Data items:
____

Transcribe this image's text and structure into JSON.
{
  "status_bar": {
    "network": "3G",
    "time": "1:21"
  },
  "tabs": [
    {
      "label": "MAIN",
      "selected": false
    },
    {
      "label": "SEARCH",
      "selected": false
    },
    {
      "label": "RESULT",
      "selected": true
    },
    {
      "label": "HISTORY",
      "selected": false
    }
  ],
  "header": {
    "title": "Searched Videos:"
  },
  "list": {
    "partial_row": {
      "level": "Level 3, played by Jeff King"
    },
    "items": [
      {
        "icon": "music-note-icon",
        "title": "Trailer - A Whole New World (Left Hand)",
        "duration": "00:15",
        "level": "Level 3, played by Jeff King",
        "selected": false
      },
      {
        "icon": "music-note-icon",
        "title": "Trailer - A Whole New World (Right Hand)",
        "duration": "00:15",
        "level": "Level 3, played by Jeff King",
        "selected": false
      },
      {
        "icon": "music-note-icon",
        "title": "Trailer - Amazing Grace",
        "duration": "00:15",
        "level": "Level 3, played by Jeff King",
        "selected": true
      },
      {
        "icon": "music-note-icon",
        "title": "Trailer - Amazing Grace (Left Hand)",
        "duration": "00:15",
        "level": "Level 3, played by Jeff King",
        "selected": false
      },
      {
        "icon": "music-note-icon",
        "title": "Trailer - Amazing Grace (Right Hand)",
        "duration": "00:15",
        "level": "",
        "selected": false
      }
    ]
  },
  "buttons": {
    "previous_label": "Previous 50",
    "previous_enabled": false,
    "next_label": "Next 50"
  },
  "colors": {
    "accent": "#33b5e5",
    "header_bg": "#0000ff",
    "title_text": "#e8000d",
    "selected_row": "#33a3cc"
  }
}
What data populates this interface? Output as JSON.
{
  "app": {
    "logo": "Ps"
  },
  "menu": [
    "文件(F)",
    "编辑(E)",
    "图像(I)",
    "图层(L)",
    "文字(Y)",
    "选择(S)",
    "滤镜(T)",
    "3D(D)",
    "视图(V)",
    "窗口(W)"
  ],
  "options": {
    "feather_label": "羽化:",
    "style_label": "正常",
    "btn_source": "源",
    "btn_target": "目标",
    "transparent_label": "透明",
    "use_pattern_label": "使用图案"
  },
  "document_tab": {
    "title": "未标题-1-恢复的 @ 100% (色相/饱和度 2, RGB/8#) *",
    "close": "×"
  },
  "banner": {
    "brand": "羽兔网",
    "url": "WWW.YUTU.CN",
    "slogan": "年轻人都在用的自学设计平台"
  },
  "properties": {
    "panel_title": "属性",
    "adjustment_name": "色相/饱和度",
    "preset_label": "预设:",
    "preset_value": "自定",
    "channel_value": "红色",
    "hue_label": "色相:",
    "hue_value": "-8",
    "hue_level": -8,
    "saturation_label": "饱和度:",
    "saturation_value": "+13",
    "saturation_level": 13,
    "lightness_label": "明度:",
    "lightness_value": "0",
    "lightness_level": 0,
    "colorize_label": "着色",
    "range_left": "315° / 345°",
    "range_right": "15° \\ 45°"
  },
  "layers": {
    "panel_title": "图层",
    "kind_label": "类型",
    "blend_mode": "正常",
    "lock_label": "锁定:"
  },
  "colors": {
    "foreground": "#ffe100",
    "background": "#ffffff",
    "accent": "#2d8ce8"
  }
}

____

_Your instructions_: Print all of the entries exactly as they are written.

_Written answer_:
Transcribe this image's text and structure into JSON.
{
  "status_bar": {
    "network": "3G",
    "time": "1:21"
  },
  "tabs": [
    {
      "label": "MAIN",
      "selected": false
    },
    {
      "label": "SEARCH",
      "selected": false
    },
    {
      "label": "RESULT",
      "selected": true
    },
    {
      "label": "HISTORY",
      "selected": false
    }
  ],
  "header": {
    "title": "Searched Videos:"
  },
  "list": {
    "partial_row": {
      "level": "Level 3, played by Jeff King"
    },
    "items": [
      {
        "icon": "music-note-icon",
        "title": "Trailer - A Whole New World (Left Hand)",
        "duration": "00:15",
        "level": "Level 3, played by Jeff King",
        "selected": false
      },
      {
        "icon": "music-note-icon",
        "title": "Trailer - A Whole New World (Right Hand)",
        "duration": "00:15",
        "level": "Level 3, played by Jeff King",
        "selected": false
      },
      {
        "icon": "music-note-icon",
        "title": "Trailer - Amazing Grace",
        "duration": "00:15",
        "level": "Level 3, played by Jeff King",
        "selected": true
      },
      {
        "icon": "music-note-icon",
        "title": "Trailer - Amazing Grace (Left Hand)",
        "duration": "00:15",
        "level": "Level 3, played by Jeff King",
        "selected": false
      },
      {
        "icon": "music-note-icon",
        "title": "Trailer - Amazing Grace (Right Hand)",
        "duration": "00:15",
        "level": "",
        "selected": false
      }
    ]
  },
  "buttons": {
    "previous_label": "Previous 50",
    "previous_enabled": false,
    "next_label": "Next 50"
  },
  "colors": {
    "accent": "#33b5e5",
    "header_bg": "#0000ff",
    "title_text": "#e8000d",
    "selected_row": "#33a3cc"
  }
}
What data populates this interface? Output as JSON.
{
  "app": {
    "logo": "Ps"
  },
  "menu": [
    "文件(F)",
    "编辑(E)",
    "图像(I)",
    "图层(L)",
    "文字(Y)",
    "选择(S)",
    "滤镜(T)",
    "3D(D)",
    "视图(V)",
    "窗口(W)"
  ],
  "options": {
    "feather_label": "羽化:",
    "style_label": "正常",
    "btn_source": "源",
    "btn_target": "目标",
    "transparent_label": "透明",
    "use_pattern_label": "使用图案"
  },
  "document_tab": {
    "title": "未标题-1-恢复的 @ 100% (色相/饱和度 2, RGB/8#) *",
    "close": "×"
  },
  "banner": {
    "brand": "羽兔网",
    "url": "WWW.YUTU.CN",
    "slogan": "年轻人都在用的自学设计平台"
  },
  "properties": {
    "panel_title": "属性",
    "adjustment_name": "色相/饱和度",
    "preset_label": "预设:",
    "preset_value": "自定",
    "channel_value": "红色",
    "hue_label": "色相:",
    "hue_value": "-8",
    "hue_level": -8,
    "saturation_label": "饱和度:",
    "saturation_value": "+13",
    "saturation_level": 13,
    "lightness_label": "明度:",
    "lightness_value": "0",
    "lightness_level": 0,
    "colorize_label": "着色",
    "range_left": "315° / 345°",
    "range_right": "15° \\ 45°"
  },
  "layers": {
    "panel_title": "图层",
    "kind_label": "类型",
    "blend_mode": "正常",
    "lock_label": "锁定:"
  },
  "colors": {
    "foreground": "#ffe100",
    "background": "#ffffff",
    "accent": "#2d8ce8"
  }
}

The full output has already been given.